## START SUPPLIED MATERIAL
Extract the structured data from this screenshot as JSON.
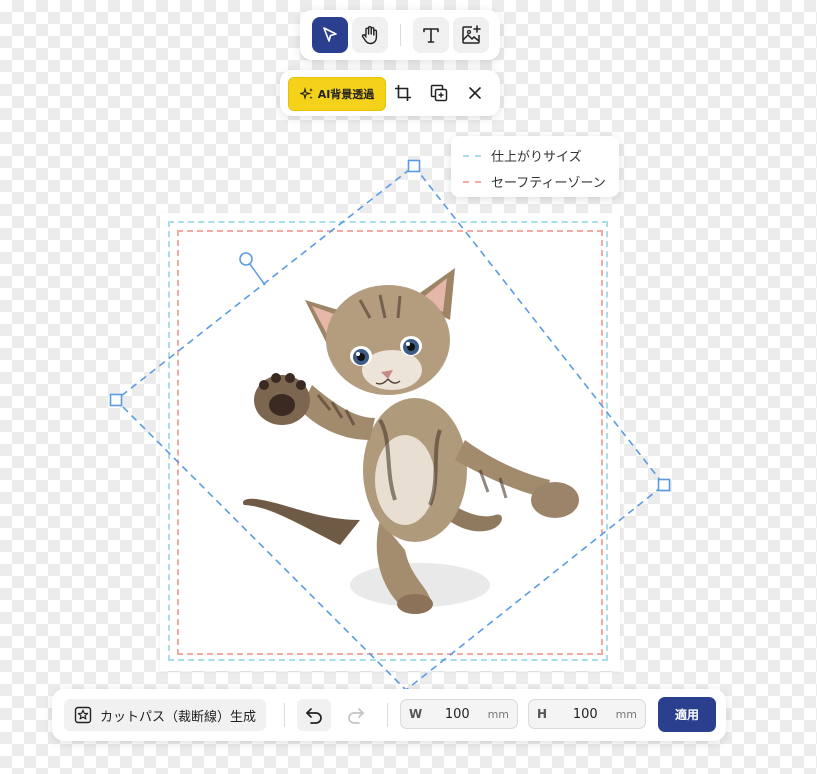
{
  "tool_toolbar": {
    "items": [
      {
        "name": "select-tool",
        "icon": "pointer-icon",
        "active": true
      },
      {
        "name": "hand-tool",
        "icon": "hand-icon",
        "active": false
      },
      {
        "name": "text-tool",
        "icon": "text-icon",
        "active": false
      },
      {
        "name": "add-image-tool",
        "icon": "image-plus-icon",
        "active": false
      }
    ]
  },
  "image_toolbar": {
    "ai_label": "AI背景透過",
    "ai_icon": "sparkle-icon",
    "actions": [
      "crop-icon",
      "duplicate-icon",
      "close-icon"
    ]
  },
  "legend": {
    "items": [
      {
        "label": "仕上がりサイズ",
        "color": "#a9dde8"
      },
      {
        "label": "セーフティーゾーン",
        "color": "#f2aaa3"
      }
    ]
  },
  "canvas": {
    "image": "cat-kitten-photo",
    "selection_color": "#5b9be6"
  },
  "bottom_bar": {
    "cutpath_label": "カットパス（裁断線）生成",
    "cutpath_icon": "star-square-icon",
    "undo_icon": "undo-icon",
    "redo_icon": "redo-icon",
    "width": {
      "label": "W",
      "value": "100",
      "unit": "mm"
    },
    "height": {
      "label": "H",
      "value": "100",
      "unit": "mm"
    },
    "apply_label": "適用"
  },
  "colors": {
    "accent": "#2b3f8f",
    "ai_yellow": "#f5d21a"
  }
}
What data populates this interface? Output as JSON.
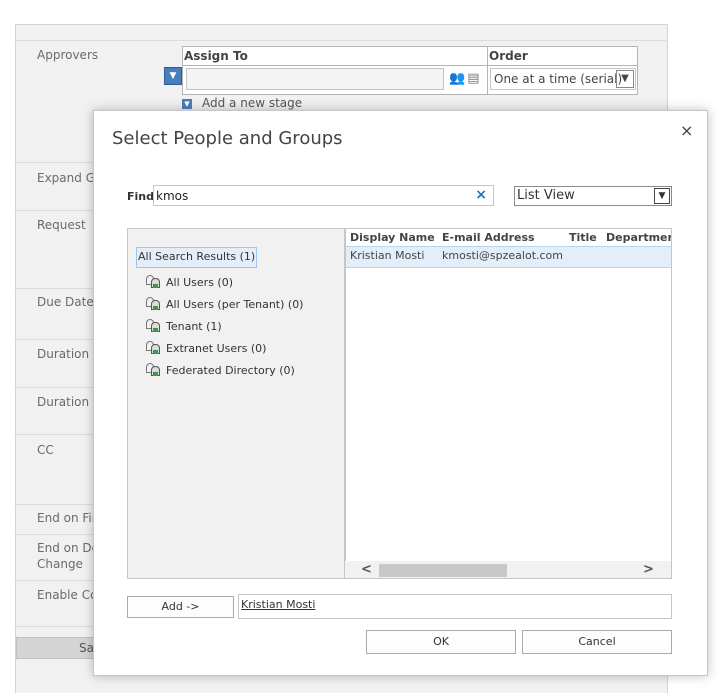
{
  "form": {
    "fields": [
      {
        "label": "Approvers"
      },
      {
        "label": "Expand Gr"
      },
      {
        "label": "Request"
      },
      {
        "label": "Due Date f"
      },
      {
        "label": "Duration F"
      },
      {
        "label": "Duration U"
      },
      {
        "label": "CC"
      },
      {
        "label": "End on Fir"
      },
      {
        "label": "End on Do"
      },
      {
        "label": "Change"
      },
      {
        "label": "Enable Co"
      }
    ],
    "save_label": "Sa",
    "approvers_table": {
      "assign_to_header": "Assign To",
      "order_header": "Order",
      "assign_to_value": "",
      "order_value": "One at a time (serial)",
      "add_stage": "Add a new stage"
    }
  },
  "dialog": {
    "title": "Select People and Groups",
    "close": "×",
    "find_label": "Find",
    "find_value": "kmos",
    "clear": "×",
    "view_value": "List View",
    "tree": {
      "root": "All Search Results (1)",
      "items": [
        "All Users (0)",
        "All Users (per Tenant) (0)",
        "Tenant (1)",
        "Extranet Users (0)",
        "Federated Directory (0)"
      ]
    },
    "results": {
      "columns": [
        "Display Name",
        "E-mail Address",
        "Title",
        "Departmen"
      ],
      "rows": [
        {
          "display_name": "Kristian Mosti",
          "email": "kmosti@spzealot.com",
          "title": "",
          "department": ""
        }
      ]
    },
    "add_button": "Add ->",
    "added_value": "Kristian Mosti",
    "ok": "OK",
    "cancel": "Cancel"
  },
  "icons": {
    "blue_arrow": "chevron-down-icon",
    "people_picker": "check-names-icon",
    "address_book": "address-book-icon",
    "group": "group-icon"
  }
}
## END SUPPLIED MATERIAL
**YOUR OBJECTIVE:** Say how many lines contain the string "Kristian", giving nothing but the count.

**WRITTEN SOLUTION:** 2